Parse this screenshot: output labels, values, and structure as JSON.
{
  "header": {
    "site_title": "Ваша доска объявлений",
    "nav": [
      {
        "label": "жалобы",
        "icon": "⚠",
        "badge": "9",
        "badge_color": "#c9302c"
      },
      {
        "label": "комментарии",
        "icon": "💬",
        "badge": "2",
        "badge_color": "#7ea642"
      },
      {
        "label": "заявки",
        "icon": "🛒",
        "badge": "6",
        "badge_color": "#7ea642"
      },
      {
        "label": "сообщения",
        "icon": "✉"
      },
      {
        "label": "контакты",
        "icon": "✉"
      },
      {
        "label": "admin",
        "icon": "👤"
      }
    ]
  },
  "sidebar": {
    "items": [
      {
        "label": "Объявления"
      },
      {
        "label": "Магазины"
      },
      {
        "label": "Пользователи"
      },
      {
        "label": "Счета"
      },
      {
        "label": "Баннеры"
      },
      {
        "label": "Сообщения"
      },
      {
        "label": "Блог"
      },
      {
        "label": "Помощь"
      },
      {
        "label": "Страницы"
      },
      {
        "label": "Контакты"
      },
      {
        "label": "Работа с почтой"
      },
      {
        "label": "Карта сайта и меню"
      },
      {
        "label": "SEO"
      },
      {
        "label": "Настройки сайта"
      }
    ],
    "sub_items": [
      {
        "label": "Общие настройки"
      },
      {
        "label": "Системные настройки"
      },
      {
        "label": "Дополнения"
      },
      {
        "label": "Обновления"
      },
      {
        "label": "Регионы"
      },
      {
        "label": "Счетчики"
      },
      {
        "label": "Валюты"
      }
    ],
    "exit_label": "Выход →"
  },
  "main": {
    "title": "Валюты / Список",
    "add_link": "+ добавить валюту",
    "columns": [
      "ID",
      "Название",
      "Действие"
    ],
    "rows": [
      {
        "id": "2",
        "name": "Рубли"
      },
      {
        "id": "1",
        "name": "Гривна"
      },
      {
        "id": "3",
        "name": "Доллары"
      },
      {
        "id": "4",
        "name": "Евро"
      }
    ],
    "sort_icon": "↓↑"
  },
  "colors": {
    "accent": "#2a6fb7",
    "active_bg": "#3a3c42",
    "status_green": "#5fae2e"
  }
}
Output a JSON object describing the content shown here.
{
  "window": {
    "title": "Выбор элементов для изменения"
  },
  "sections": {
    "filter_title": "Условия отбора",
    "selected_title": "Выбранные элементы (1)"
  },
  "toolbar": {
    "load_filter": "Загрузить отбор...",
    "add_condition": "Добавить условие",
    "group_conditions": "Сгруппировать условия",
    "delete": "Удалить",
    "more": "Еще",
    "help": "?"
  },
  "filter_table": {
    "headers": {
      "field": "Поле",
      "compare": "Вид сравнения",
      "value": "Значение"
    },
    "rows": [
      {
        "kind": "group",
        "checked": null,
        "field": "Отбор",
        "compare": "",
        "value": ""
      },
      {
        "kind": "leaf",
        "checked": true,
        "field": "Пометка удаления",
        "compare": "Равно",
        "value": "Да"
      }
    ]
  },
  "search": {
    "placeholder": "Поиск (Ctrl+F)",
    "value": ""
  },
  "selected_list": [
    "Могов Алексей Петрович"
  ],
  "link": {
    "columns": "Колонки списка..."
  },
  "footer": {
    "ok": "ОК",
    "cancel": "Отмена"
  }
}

### Instructions to follow
Extract the full set of entries word for word.

### Result
Parse this screenshot: output labels, values, and structure as JSON.
{
  "header": {
    "site_title": "Ваша доска объявлений",
    "nav": [
      {
        "label": "жалобы",
        "icon": "⚠",
        "badge": "9",
        "badge_color": "#c9302c"
      },
      {
        "label": "комментарии",
        "icon": "💬",
        "badge": "2",
        "badge_color": "#7ea642"
      },
      {
        "label": "заявки",
        "icon": "🛒",
        "badge": "6",
        "badge_color": "#7ea642"
      },
      {
        "label": "сообщения",
        "icon": "✉"
      },
      {
        "label": "контакты",
        "icon": "✉"
      },
      {
        "label": "admin",
        "icon": "👤"
      }
    ]
  },
  "sidebar": {
    "items": [
      {
        "label": "Объявления"
      },
      {
        "label": "Магазины"
      },
      {
        "label": "Пользователи"
      },
      {
        "label": "Счета"
      },
      {
        "label": "Баннеры"
      },
      {
        "label": "Сообщения"
      },
      {
        "label": "Блог"
      },
      {
        "label": "Помощь"
      },
      {
        "label": "Страницы"
      },
      {
        "label": "Контакты"
      },
      {
        "label": "Работа с почтой"
      },
      {
        "label": "Карта сайта и меню"
      },
      {
        "label": "SEO"
      },
      {
        "label": "Настройки сайта"
      }
    ],
    "sub_items": [
      {
        "label": "Общие настройки"
      },
      {
        "label": "Системные настройки"
      },
      {
        "label": "Дополнения"
      },
      {
        "label": "Обновления"
      },
      {
        "label": "Регионы"
      },
      {
        "label": "Счетчики"
      },
      {
        "label": "Валюты"
      }
    ],
    "exit_label": "Выход →"
  },
  "main": {
    "title": "Валюты / Список",
    "add_link": "+ добавить валюту",
    "columns": [
      "ID",
      "Название",
      "Действие"
    ],
    "rows": [
      {
        "id": "2",
        "name": "Рубли"
      },
      {
        "id": "1",
        "name": "Гривна"
      },
      {
        "id": "3",
        "name": "Доллары"
      },
      {
        "id": "4",
        "name": "Евро"
      }
    ],
    "sort_icon": "↓↑"
  },
  "colors": {
    "accent": "#2a6fb7",
    "active_bg": "#3a3c42",
    "status_green": "#5fae2e"
  }
}
Output a JSON object describing the content shown here.
{
  "window": {
    "title": "Выбор элементов для изменения"
  },
  "sections": {
    "filter_title": "Условия отбора",
    "selected_title": "Выбранные элементы (1)"
  },
  "toolbar": {
    "load_filter": "Загрузить отбор...",
    "add_condition": "Добавить условие",
    "group_conditions": "Сгруппировать условия",
    "delete": "Удалить",
    "more": "Еще",
    "help": "?"
  },
  "filter_table": {
    "headers": {
      "field": "Поле",
      "compare": "Вид сравнения",
      "value": "Значение"
    },
    "rows": [
      {
        "kind": "group",
        "checked": null,
        "field": "Отбор",
        "compare": "",
        "value": ""
      },
      {
        "kind": "leaf",
        "checked": true,
        "field": "Пометка удаления",
        "compare": "Равно",
        "value": "Да"
      }
    ]
  },
  "search": {
    "placeholder": "Поиск (Ctrl+F)",
    "value": ""
  },
  "selected_list": [
    "Могов Алексей Петрович"
  ],
  "link": {
    "columns": "Колонки списка..."
  },
  "footer": {
    "ok": "ОК",
    "cancel": "Отмена"
  }
}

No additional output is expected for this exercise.